**Input rows:**
──────────

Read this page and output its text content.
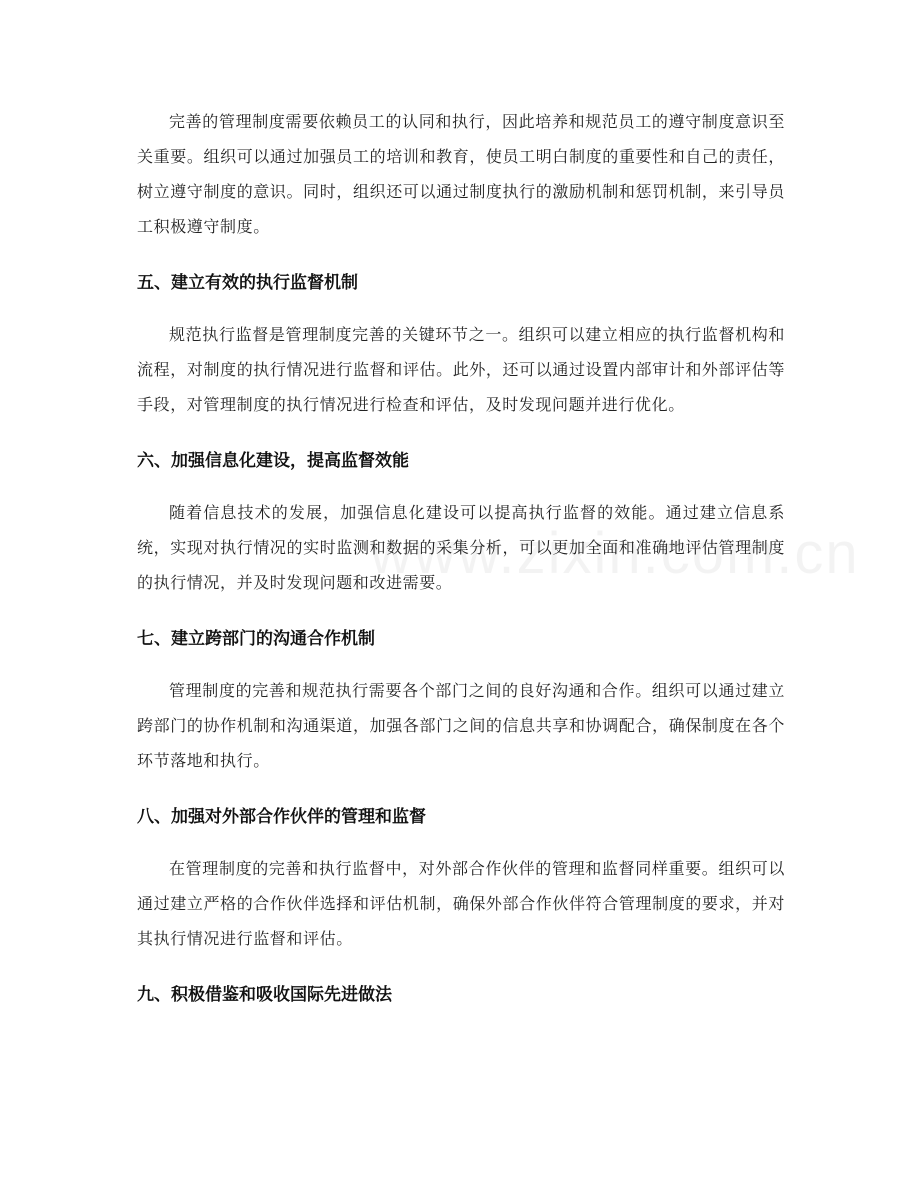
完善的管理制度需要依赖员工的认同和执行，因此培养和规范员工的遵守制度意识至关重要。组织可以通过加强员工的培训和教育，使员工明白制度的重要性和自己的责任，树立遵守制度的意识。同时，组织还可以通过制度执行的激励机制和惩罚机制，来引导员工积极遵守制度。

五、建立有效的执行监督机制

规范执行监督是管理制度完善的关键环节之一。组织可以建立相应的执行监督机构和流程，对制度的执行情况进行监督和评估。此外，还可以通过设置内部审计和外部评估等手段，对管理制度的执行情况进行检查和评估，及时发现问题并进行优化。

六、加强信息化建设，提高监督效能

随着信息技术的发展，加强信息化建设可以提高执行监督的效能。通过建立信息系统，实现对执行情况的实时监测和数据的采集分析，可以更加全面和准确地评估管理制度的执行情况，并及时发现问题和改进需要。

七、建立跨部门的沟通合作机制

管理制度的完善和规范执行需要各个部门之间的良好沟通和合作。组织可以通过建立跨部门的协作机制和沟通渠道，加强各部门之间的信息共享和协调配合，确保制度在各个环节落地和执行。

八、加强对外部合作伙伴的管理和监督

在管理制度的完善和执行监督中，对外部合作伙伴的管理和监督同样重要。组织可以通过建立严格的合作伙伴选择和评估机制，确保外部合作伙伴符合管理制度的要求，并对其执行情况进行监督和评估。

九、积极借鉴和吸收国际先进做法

──────────

**Set task:** Copy the material above exactly and drop the pictures.

**The reply:**
Read this page and output its text content.
完善的管理制度需要依赖员工的认同和执行，因此培养和规范员工的遵守制度意识至关重要。组织可以通过加强员工的培训和教育，使员工明白制度的重要性和自己的责任，树立遵守制度的意识。同时，组织还可以通过制度执行的激励机制和惩罚机制，来引导员工积极遵守制度。

五、建立有效的执行监督机制

规范执行监督是管理制度完善的关键环节之一。组织可以建立相应的执行监督机构和流程，对制度的执行情况进行监督和评估。此外，还可以通过设置内部审计和外部评估等手段，对管理制度的执行情况进行检查和评估，及时发现问题并进行优化。

六、加强信息化建设，提高监督效能

随着信息技术的发展，加强信息化建设可以提高执行监督的效能。通过建立信息系统，实现对执行情况的实时监测和数据的采集分析，可以更加全面和准确地评估管理制度的执行情况，并及时发现问题和改进需要。

七、建立跨部门的沟通合作机制

管理制度的完善和规范执行需要各个部门之间的良好沟通和合作。组织可以通过建立跨部门的协作机制和沟通渠道，加强各部门之间的信息共享和协调配合，确保制度在各个环节落地和执行。

八、加强对外部合作伙伴的管理和监督

在管理制度的完善和执行监督中，对外部合作伙伴的管理和监督同样重要。组织可以通过建立严格的合作伙伴选择和评估机制，确保外部合作伙伴符合管理制度的要求，并对其执行情况进行监督和评估。

九、积极借鉴和吸收国际先进做法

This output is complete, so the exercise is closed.